_Exercise objective_.
Which lines below hold the word "color"? Copy all of them.

____ Stored rows

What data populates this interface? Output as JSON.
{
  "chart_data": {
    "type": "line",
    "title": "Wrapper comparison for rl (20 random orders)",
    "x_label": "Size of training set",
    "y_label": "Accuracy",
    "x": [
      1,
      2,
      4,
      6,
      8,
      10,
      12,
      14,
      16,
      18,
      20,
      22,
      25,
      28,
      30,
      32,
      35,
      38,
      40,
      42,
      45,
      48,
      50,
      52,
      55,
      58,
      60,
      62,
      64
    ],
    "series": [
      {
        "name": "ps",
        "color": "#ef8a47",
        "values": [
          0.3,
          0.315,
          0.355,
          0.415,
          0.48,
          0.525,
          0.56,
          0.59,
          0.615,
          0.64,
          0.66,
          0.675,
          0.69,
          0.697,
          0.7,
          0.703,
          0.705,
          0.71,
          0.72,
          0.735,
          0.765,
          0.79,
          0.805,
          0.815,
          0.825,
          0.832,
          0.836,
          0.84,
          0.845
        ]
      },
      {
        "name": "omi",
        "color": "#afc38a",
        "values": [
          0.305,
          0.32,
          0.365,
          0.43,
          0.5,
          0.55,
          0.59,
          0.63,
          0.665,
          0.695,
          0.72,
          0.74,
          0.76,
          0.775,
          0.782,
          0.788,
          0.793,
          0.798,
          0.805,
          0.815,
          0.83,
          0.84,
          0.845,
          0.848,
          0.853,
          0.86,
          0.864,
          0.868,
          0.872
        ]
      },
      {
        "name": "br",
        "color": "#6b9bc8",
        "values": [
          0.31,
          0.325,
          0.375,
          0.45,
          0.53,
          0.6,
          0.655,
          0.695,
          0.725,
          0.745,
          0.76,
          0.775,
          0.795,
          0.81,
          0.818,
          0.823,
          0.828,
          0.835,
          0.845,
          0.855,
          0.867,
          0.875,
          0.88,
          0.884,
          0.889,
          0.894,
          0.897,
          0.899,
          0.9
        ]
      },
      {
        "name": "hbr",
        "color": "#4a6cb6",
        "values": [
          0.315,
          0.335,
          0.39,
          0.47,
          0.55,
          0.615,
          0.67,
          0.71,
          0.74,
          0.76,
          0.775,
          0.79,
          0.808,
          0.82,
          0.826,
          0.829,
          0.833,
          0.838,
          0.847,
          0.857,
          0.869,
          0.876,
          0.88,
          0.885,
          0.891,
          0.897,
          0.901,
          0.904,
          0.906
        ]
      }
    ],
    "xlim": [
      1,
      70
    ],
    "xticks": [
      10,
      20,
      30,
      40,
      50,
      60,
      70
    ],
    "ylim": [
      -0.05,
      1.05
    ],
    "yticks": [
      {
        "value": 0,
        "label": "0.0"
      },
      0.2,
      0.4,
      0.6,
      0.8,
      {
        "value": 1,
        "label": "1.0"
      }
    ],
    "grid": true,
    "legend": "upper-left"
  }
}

________

_Expected output_.
        "color": "#ef8a47",
        "color": "#afc38a",
        "color": "#6b9bc8",
        "color": "#4a6cb6",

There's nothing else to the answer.